**Written problem**: Below are some entries. Copy each line that holds the string "name".

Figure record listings
* * *
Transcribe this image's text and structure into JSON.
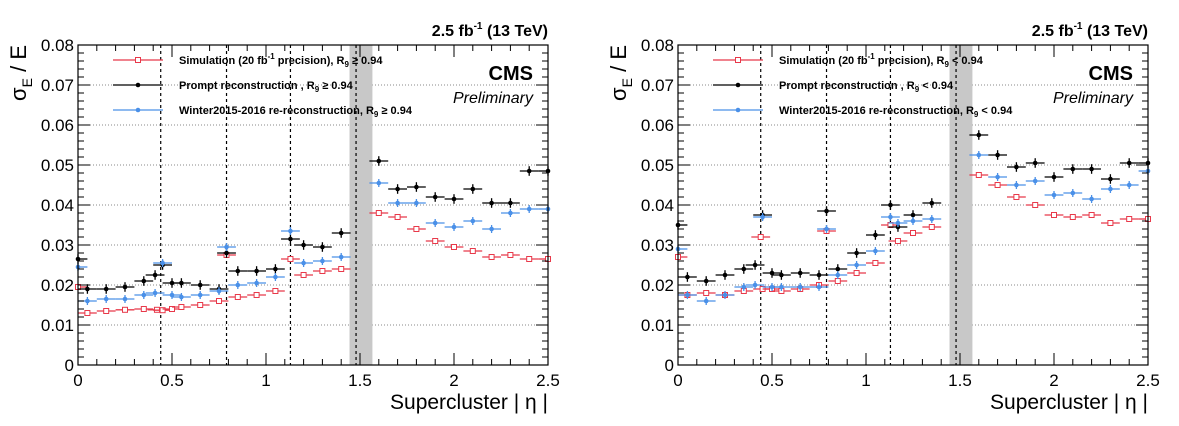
{
  "chart_data": [
    {
      "type": "scatter",
      "panel": "left",
      "lumi": {
        "value": "2.5 fb",
        "sup": "-1",
        "energy": " (13 TeV)"
      },
      "cms_label": "CMS",
      "preliminary_label": "Preliminary",
      "ylabel": {
        "main": "σ",
        "sub": "E",
        "rest": " / E"
      },
      "xlabel": "Supercluster | η |",
      "xlim": [
        0,
        2.5
      ],
      "ylim": [
        0,
        0.08
      ],
      "xticks": [
        "0",
        "0.5",
        "1",
        "1.5",
        "2",
        "2.5"
      ],
      "yticks": [
        "0",
        "0.01",
        "0.02",
        "0.03",
        "0.04",
        "0.05",
        "0.06",
        "0.07",
        "0.08"
      ],
      "grid_y": [
        0.01,
        0.02,
        0.03,
        0.04,
        0.05,
        0.06,
        0.07,
        0.08
      ],
      "vlines": [
        0.44,
        0.79,
        1.13,
        1.479
      ],
      "gap_band": [
        1.4442,
        1.566
      ],
      "legend": [
        {
          "pre": "Simulation (20 fb",
          "sup": "-1",
          "post": " precision), R",
          "sub": "9",
          "cond": " ≥ 0.94",
          "color": "#e8394a",
          "marker": "open-square"
        },
        {
          "pre": "Prompt reconstruction , R",
          "sup": "",
          "post": "",
          "sub": "9",
          "cond": " ≥ 0.94",
          "color": "#000000",
          "marker": "dot"
        },
        {
          "pre": "Winter2015-2016 re-reconstruction, R",
          "sup": "",
          "post": "",
          "sub": "9",
          "cond": " ≥ 0.94",
          "color": "#4a90e8",
          "marker": "dot"
        }
      ],
      "series": [
        {
          "name": "Simulation (20 fb-1 precision), R9 ≥ 0.94",
          "color": "#e8394a",
          "marker": "open-square",
          "x": [
            0.0,
            0.05,
            0.15,
            0.25,
            0.35,
            0.42,
            0.45,
            0.5,
            0.55,
            0.65,
            0.75,
            0.79,
            0.85,
            0.95,
            1.05,
            1.13,
            1.2,
            1.3,
            1.4,
            1.6,
            1.7,
            1.8,
            1.9,
            2.0,
            2.1,
            2.2,
            2.3,
            2.4,
            2.5
          ],
          "y": [
            0.0195,
            0.013,
            0.0135,
            0.0138,
            0.014,
            0.0138,
            0.0137,
            0.014,
            0.0145,
            0.015,
            0.016,
            0.0275,
            0.017,
            0.0175,
            0.0185,
            0.0265,
            0.0225,
            0.0235,
            0.024,
            0.038,
            0.037,
            0.034,
            0.031,
            0.0295,
            0.0285,
            0.027,
            0.0275,
            0.0265,
            0.0265
          ],
          "xerr": 0.05,
          "yerr": 0.0004
        },
        {
          "name": "Prompt reconstruction , R9 ≥ 0.94",
          "color": "#000000",
          "marker": "dot",
          "x": [
            0.0,
            0.05,
            0.15,
            0.25,
            0.35,
            0.41,
            0.45,
            0.5,
            0.55,
            0.65,
            0.75,
            0.79,
            0.85,
            0.95,
            1.05,
            1.13,
            1.2,
            1.3,
            1.4,
            1.6,
            1.7,
            1.8,
            1.9,
            2.0,
            2.1,
            2.2,
            2.3,
            2.4,
            2.5
          ],
          "y": [
            0.0265,
            0.019,
            0.019,
            0.0195,
            0.021,
            0.0225,
            0.025,
            0.0205,
            0.0205,
            0.02,
            0.019,
            0.028,
            0.0235,
            0.0235,
            0.024,
            0.0315,
            0.03,
            0.0295,
            0.033,
            0.051,
            0.044,
            0.0445,
            0.042,
            0.0415,
            0.044,
            0.0405,
            0.0405,
            0.0485,
            0.0485
          ],
          "xerr": 0.05,
          "yerr": 0.0012
        },
        {
          "name": "Winter2015-2016 re-reconstruction, R9 ≥ 0.94",
          "color": "#4a90e8",
          "marker": "dot",
          "x": [
            0.0,
            0.05,
            0.15,
            0.25,
            0.35,
            0.41,
            0.45,
            0.5,
            0.55,
            0.65,
            0.75,
            0.79,
            0.85,
            0.95,
            1.05,
            1.13,
            1.2,
            1.3,
            1.4,
            1.6,
            1.7,
            1.8,
            1.9,
            2.0,
            2.1,
            2.2,
            2.3,
            2.4,
            2.5
          ],
          "y": [
            0.0245,
            0.016,
            0.0165,
            0.0165,
            0.0175,
            0.018,
            0.0255,
            0.0175,
            0.017,
            0.0175,
            0.0185,
            0.0295,
            0.02,
            0.0205,
            0.022,
            0.0335,
            0.0255,
            0.026,
            0.027,
            0.0455,
            0.0405,
            0.0405,
            0.0355,
            0.0345,
            0.036,
            0.034,
            0.038,
            0.039,
            0.039
          ],
          "xerr": 0.05,
          "yerr": 0.001
        }
      ]
    },
    {
      "type": "scatter",
      "panel": "right",
      "lumi": {
        "value": "2.5 fb",
        "sup": "-1",
        "energy": " (13 TeV)"
      },
      "cms_label": "CMS",
      "preliminary_label": "Preliminary",
      "ylabel": {
        "main": "σ",
        "sub": "E",
        "rest": " / E"
      },
      "xlabel": "Supercluster | η |",
      "xlim": [
        0,
        2.5
      ],
      "ylim": [
        0,
        0.08
      ],
      "xticks": [
        "0",
        "0.5",
        "1",
        "1.5",
        "2",
        "2.5"
      ],
      "yticks": [
        "0",
        "0.01",
        "0.02",
        "0.03",
        "0.04",
        "0.05",
        "0.06",
        "0.07",
        "0.08"
      ],
      "grid_y": [
        0.01,
        0.02,
        0.03,
        0.04,
        0.05,
        0.06,
        0.07,
        0.08
      ],
      "vlines": [
        0.44,
        0.79,
        1.13,
        1.479
      ],
      "gap_band": [
        1.4442,
        1.566
      ],
      "legend": [
        {
          "pre": "Simulation (20 fb",
          "sup": "-1",
          "post": " precision), R",
          "sub": "9",
          "cond": " < 0.94",
          "color": "#e8394a",
          "marker": "open-square"
        },
        {
          "pre": "Prompt reconstruction , R",
          "sup": "",
          "post": "",
          "sub": "9",
          "cond": " < 0.94",
          "color": "#000000",
          "marker": "dot"
        },
        {
          "pre": "Winter2015-2016 re-reconstruction, R",
          "sup": "",
          "post": "",
          "sub": "9",
          "cond": " < 0.94",
          "color": "#4a90e8",
          "marker": "dot"
        }
      ],
      "series": [
        {
          "name": "Simulation (20 fb-1 precision), R9 < 0.94",
          "color": "#e8394a",
          "marker": "open-square",
          "x": [
            0.0,
            0.05,
            0.15,
            0.25,
            0.35,
            0.44,
            0.45,
            0.5,
            0.55,
            0.65,
            0.75,
            0.79,
            0.85,
            0.95,
            1.05,
            1.13,
            1.17,
            1.25,
            1.35,
            1.6,
            1.7,
            1.8,
            1.9,
            2.0,
            2.1,
            2.2,
            2.3,
            2.4,
            2.5
          ],
          "y": [
            0.027,
            0.0175,
            0.018,
            0.0175,
            0.0185,
            0.032,
            0.019,
            0.019,
            0.0185,
            0.019,
            0.02,
            0.0335,
            0.021,
            0.023,
            0.0255,
            0.035,
            0.031,
            0.033,
            0.0345,
            0.0475,
            0.045,
            0.042,
            0.04,
            0.0375,
            0.037,
            0.0375,
            0.0355,
            0.0365,
            0.0365
          ],
          "xerr": 0.05,
          "yerr": 0.0004
        },
        {
          "name": "Prompt reconstruction , R9 < 0.94",
          "color": "#000000",
          "marker": "dot",
          "x": [
            0.0,
            0.05,
            0.15,
            0.25,
            0.35,
            0.41,
            0.45,
            0.5,
            0.55,
            0.65,
            0.75,
            0.79,
            0.85,
            0.95,
            1.05,
            1.13,
            1.17,
            1.25,
            1.35,
            1.6,
            1.7,
            1.8,
            1.9,
            2.0,
            2.1,
            2.2,
            2.3,
            2.4,
            2.5
          ],
          "y": [
            0.035,
            0.022,
            0.021,
            0.0225,
            0.024,
            0.025,
            0.0375,
            0.023,
            0.0225,
            0.023,
            0.0225,
            0.0385,
            0.024,
            0.028,
            0.0325,
            0.04,
            0.0345,
            0.0375,
            0.0405,
            0.0575,
            0.0525,
            0.0495,
            0.0505,
            0.047,
            0.049,
            0.049,
            0.0465,
            0.0505,
            0.0505
          ],
          "xerr": 0.05,
          "yerr": 0.0012
        },
        {
          "name": "Winter2015-2016 re-reconstruction, R9 < 0.94",
          "color": "#4a90e8",
          "marker": "dot",
          "x": [
            0.0,
            0.05,
            0.15,
            0.25,
            0.35,
            0.41,
            0.45,
            0.5,
            0.55,
            0.65,
            0.75,
            0.79,
            0.85,
            0.95,
            1.05,
            1.13,
            1.17,
            1.25,
            1.35,
            1.6,
            1.7,
            1.8,
            1.9,
            2.0,
            2.1,
            2.2,
            2.3,
            2.4,
            2.5
          ],
          "y": [
            0.029,
            0.0175,
            0.016,
            0.0175,
            0.0195,
            0.02,
            0.037,
            0.0195,
            0.0195,
            0.0195,
            0.0195,
            0.034,
            0.0225,
            0.025,
            0.0285,
            0.037,
            0.0355,
            0.036,
            0.0365,
            0.0525,
            0.047,
            0.045,
            0.046,
            0.0425,
            0.043,
            0.0415,
            0.044,
            0.045,
            0.0485
          ],
          "xerr": 0.05,
          "yerr": 0.001
        }
      ]
    }
  ]
}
* * *
**Completed exercise**:
          "name": "Simulation (20 fb-1 precision), R9 ≥ 0.94",
          "name": "Prompt reconstruction , R9 ≥ 0.94",
          "name": "Winter2015-2016 re-reconstruction, R9 ≥ 0.94",
          "name": "Simulation (20 fb-1 precision), R9 < 0.94",
          "name": "Prompt reconstruction , R9 < 0.94",
          "name": "Winter2015-2016 re-reconstruction, R9 < 0.94",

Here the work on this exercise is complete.